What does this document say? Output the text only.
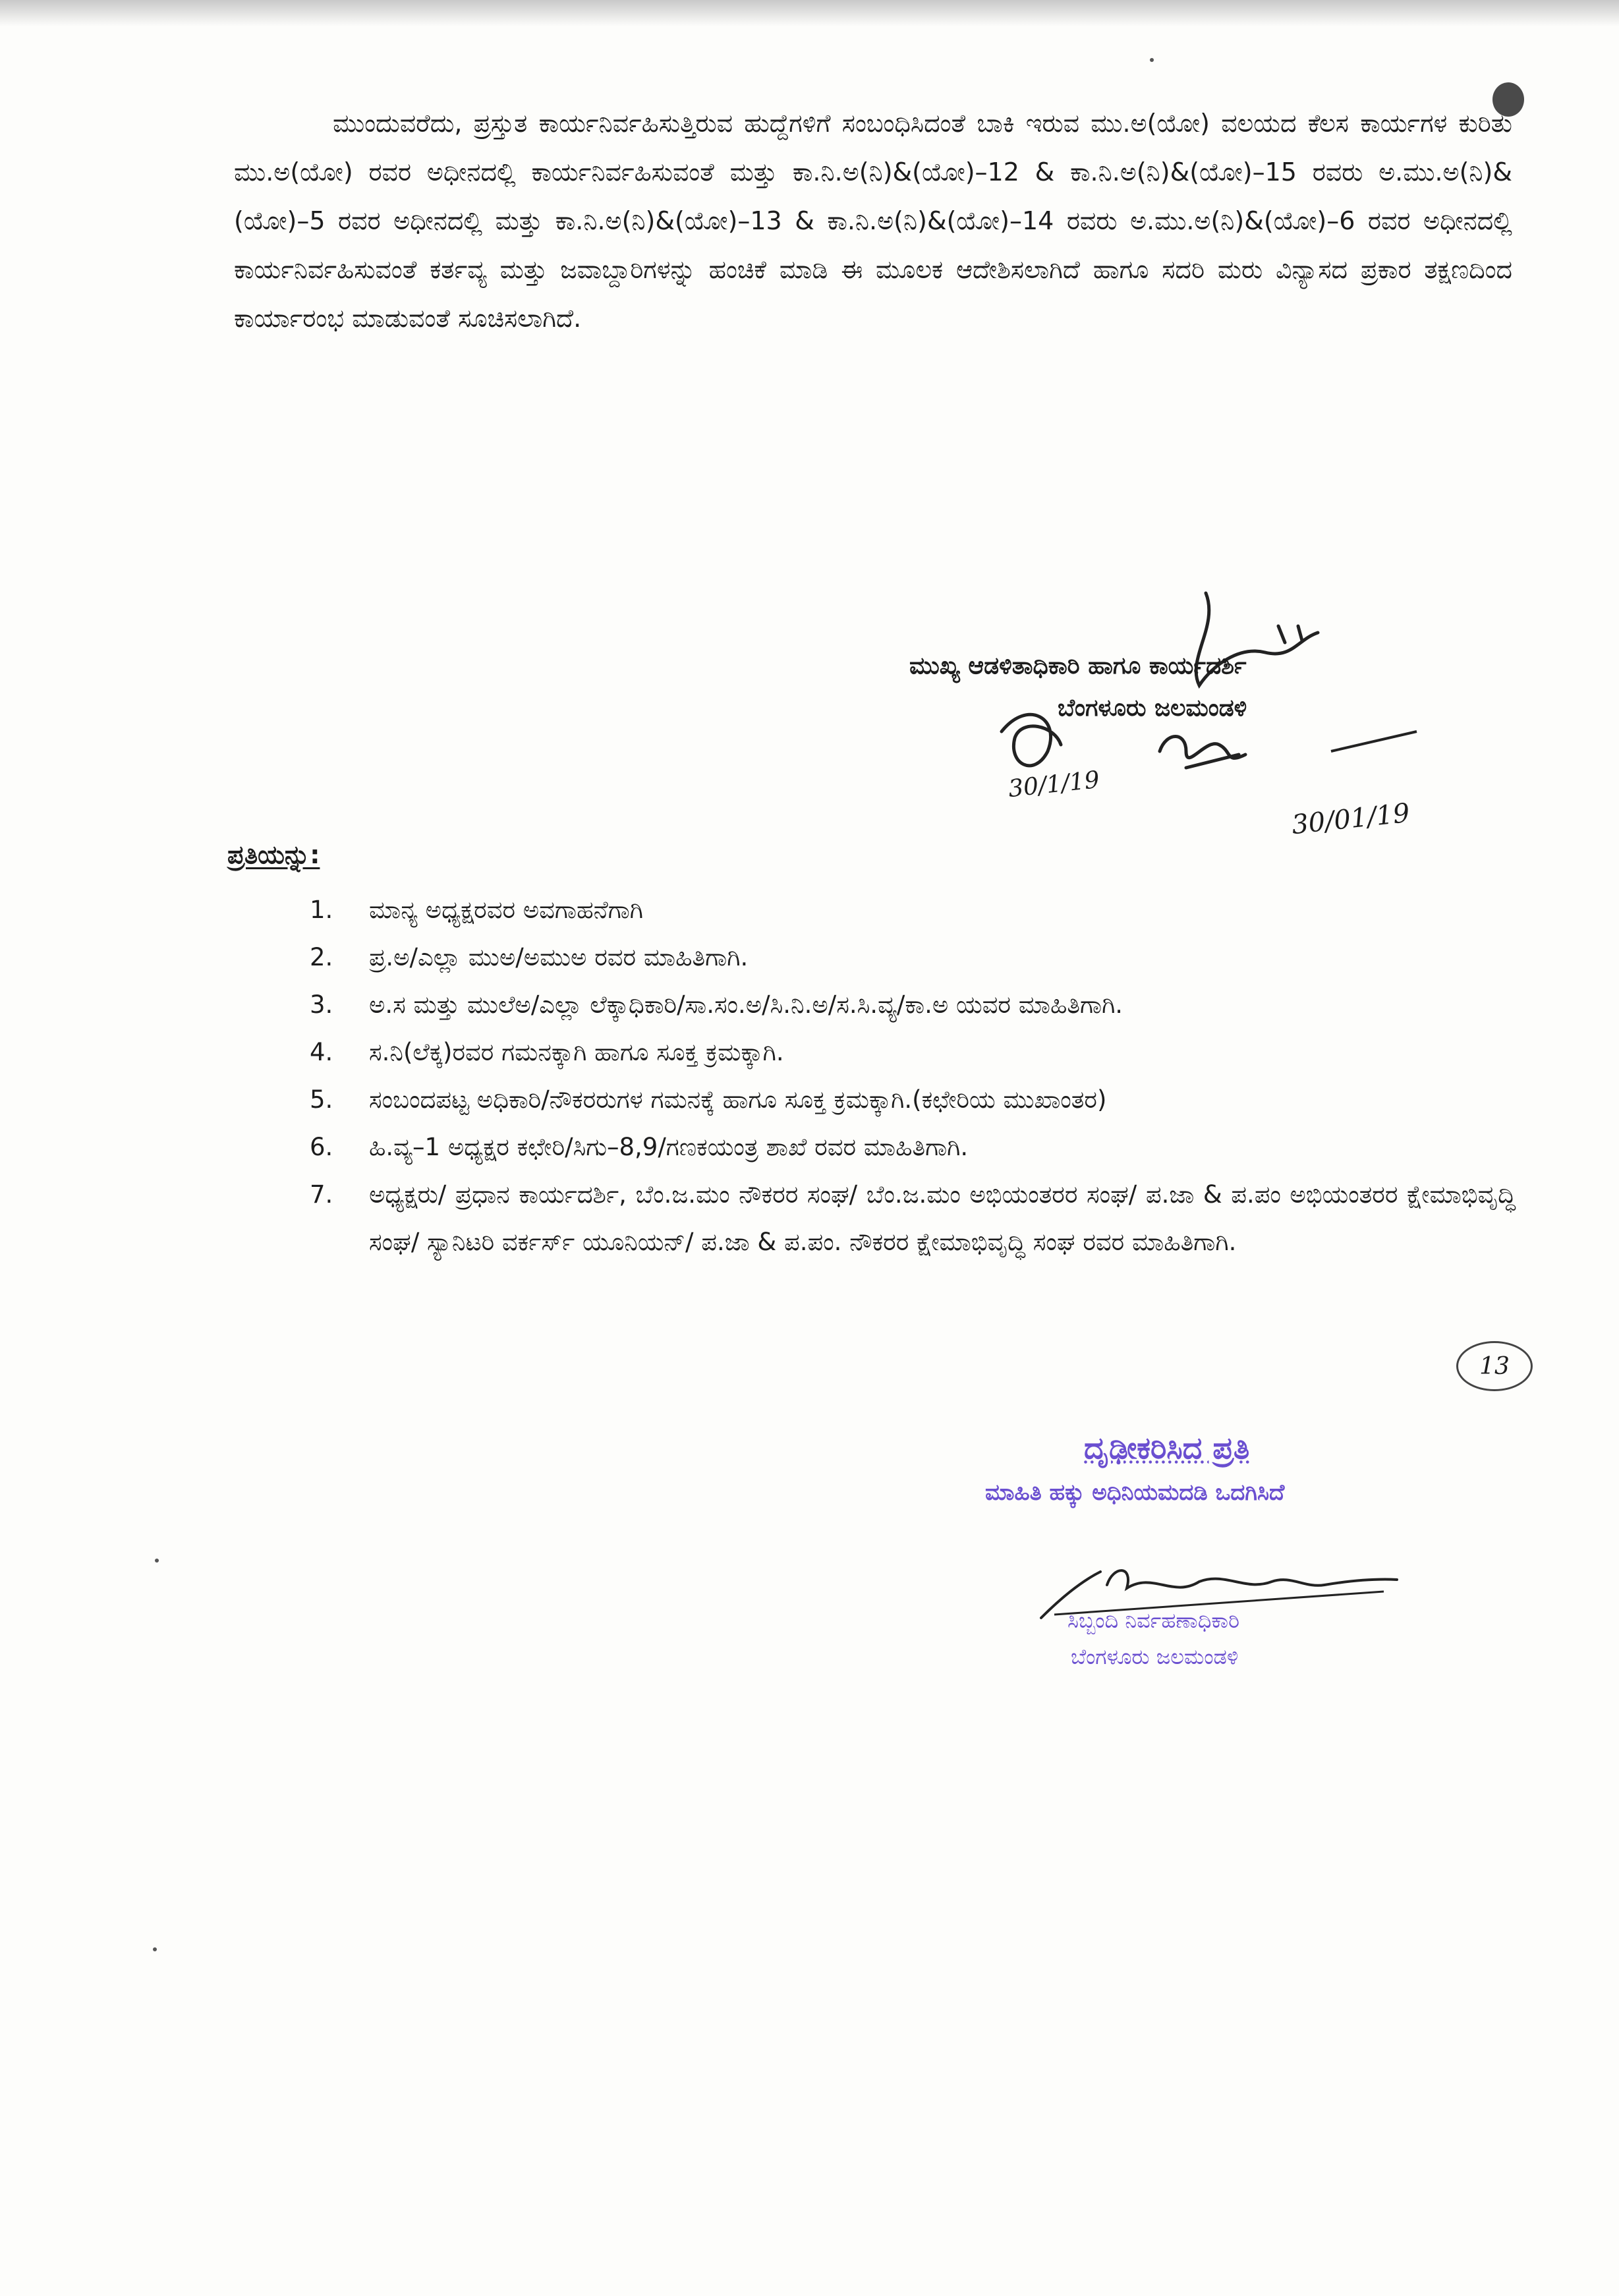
ಮುಂದುವರೆದು, ಪ್ರಸ್ತುತ ಕಾರ್ಯನಿರ್ವಹಿಸುತ್ತಿರುವ ಹುದ್ದೆಗಳಿಗೆ ಸಂಬಂಧಿಸಿದಂತೆ ಬಾಕಿ ಇರುವ ಮು.ಅ(ಯೋ) ವಲಯದ ಕೆಲಸ ಕಾರ್ಯಗಳ ಕುರಿತು ಮು.ಅ(ಯೋ) ರವರ ಅಧೀನದಲ್ಲಿ ಕಾರ್ಯನಿರ್ವಹಿಸುವಂತೆ ಮತ್ತು ಕಾ.ನಿ.ಅ(ನಿ)&(ಯೋ)–12 & ಕಾ.ನಿ.ಅ(ನಿ)&(ಯೋ)–15 ರವರು ಅ.ಮು.ಅ(ನಿ)&(ಯೋ)–5 ರವರ ಅಧೀನದಲ್ಲಿ ಮತ್ತು ಕಾ.ನಿ.ಅ(ನಿ)&(ಯೋ)–13 & ಕಾ.ನಿ.ಅ(ನಿ)&(ಯೋ)–14 ರವರು ಅ.ಮು.ಅ(ನಿ)&(ಯೋ)–6 ರವರ ಅಧೀನದಲ್ಲಿ ಕಾರ್ಯನಿರ್ವಹಿಸುವಂತೆ ಕರ್ತವ್ಯ ಮತ್ತು ಜವಾಬ್ದಾರಿಗಳನ್ನು ಹಂಚಿಕೆ ಮಾಡಿ ಈ ಮೂಲಕ ಆದೇಶಿಸಲಾಗಿದೆ ಹಾಗೂ ಸದರಿ ಮರು ವಿನ್ಯಾಸದ ಪ್ರಕಾರ ತಕ್ಷಣದಿಂದ ಕಾರ್ಯಾರಂಭ ಮಾಡುವಂತೆ ಸೂಚಿಸಲಾಗಿದೆ.

ಮುಖ್ಯ ಆಡಳಿತಾಧಿಕಾರಿ ಹಾಗೂ ಕಾರ್ಯದರ್ಶಿ

ಬೆಂಗಳೂರು ಜಲಮಂಡಳಿ

30/1/19
30/01/19

ಪ್ರತಿಯನ್ನು:

1.	ಮಾನ್ಯ ಅಧ್ಯಕ್ಷರವರ ಅವಗಾಹನೆಗಾಗಿ
2.	ಪ್ರ.ಅ/ಎಲ್ಲಾ ಮುಅ/ಅಮುಅ ರವರ ಮಾಹಿತಿಗಾಗಿ.
3.	ಅ.ಸ ಮತ್ತು ಮುಲೆಅ/ಎಲ್ಲಾ ಲೆಕ್ಕಾಧಿಕಾರಿ/ಸಾ.ಸಂ.ಅ/ಸಿ.ನಿ.ಅ/ಸ.ಸಿ.ವ್ಯ/ಕಾ.ಅ ಯವರ ಮಾಹಿತಿಗಾಗಿ.
4.	ಸ.ನಿ(ಲೆಕ್ಕ)ರವರ ಗಮನಕ್ಕಾಗಿ ಹಾಗೂ ಸೂಕ್ತ ಕ್ರಮಕ್ಕಾಗಿ.
5.	ಸಂಬಂದಪಟ್ಟ ಅಧಿಕಾರಿ/ನೌಕರರುಗಳ ಗಮನಕ್ಕೆ ಹಾಗೂ ಸೂಕ್ತ ಕ್ರಮಕ್ಕಾಗಿ.(ಕಛೇರಿಯ ಮುಖಾಂತರ)
6.	ಹಿ.ವ್ಯ–1 ಅಧ್ಯಕ್ಷರ ಕಛೇರಿ/ಸಿಗು–8,9/ಗಣಕಯಂತ್ರ ಶಾಖೆ ರವರ ಮಾಹಿತಿಗಾಗಿ.
7.	ಅಧ್ಯಕ್ಷರು/ ಪ್ರಧಾನ ಕಾರ್ಯದರ್ಶಿ, ಬೆಂ.ಜ.ಮಂ ನೌಕರರ ಸಂಘ/ ಬೆಂ.ಜ.ಮಂ ಅಭಿಯಂತರರ ಸಂಘ/ ಪ.ಜಾ & ಪ.ಪಂ ಅಭಿಯಂತರರ ಕ್ಷೇಮಾಭಿವೃದ್ಧಿ ಸಂಘ/ ಸ್ಯಾನಿಟರಿ ವರ್ಕರ್ಸ್ ಯೂನಿಯನ್/ ಪ.ಜಾ & ಪ.ಪಂ. ನೌಕರರ ಕ್ಷೇಮಾಭಿವೃದ್ಧಿ ಸಂಘ ರವರ ಮಾಹಿತಿಗಾಗಿ.
13
ದೃಢೀಕರಿಸಿದ ಪ್ರತಿ
ಮಾಹಿತಿ ಹಕ್ಕು ಅಧಿನಿಯಮದಡಿ ಒದಗಿಸಿದೆ
ಸಿಬ್ಬಂದಿ ನಿರ್ವಹಣಾಧಿಕಾರಿ
ಬೆಂಗಳೂರು ಜಲಮಂಡಳಿ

YOUR TASK
Each line that has the word "ಗಮನಕ" should be copied.

FINAL RESULT
4.	ಸ.ನಿ(ಲೆಕ್ಕ)ರವರ ಗಮನಕ್ಕಾಗಿ ಹಾಗೂ ಸೂಕ್ತ ಕ್ರಮಕ್ಕಾಗಿ.
5.	ಸಂಬಂದಪಟ್ಟ ಅಧಿಕಾರಿ/ನೌಕರರುಗಳ ಗಮನಕ್ಕೆ ಹಾಗೂ ಸೂಕ್ತ ಕ್ರಮಕ್ಕಾಗಿ.(ಕಛೇರಿಯ ಮುಖಾಂತರ)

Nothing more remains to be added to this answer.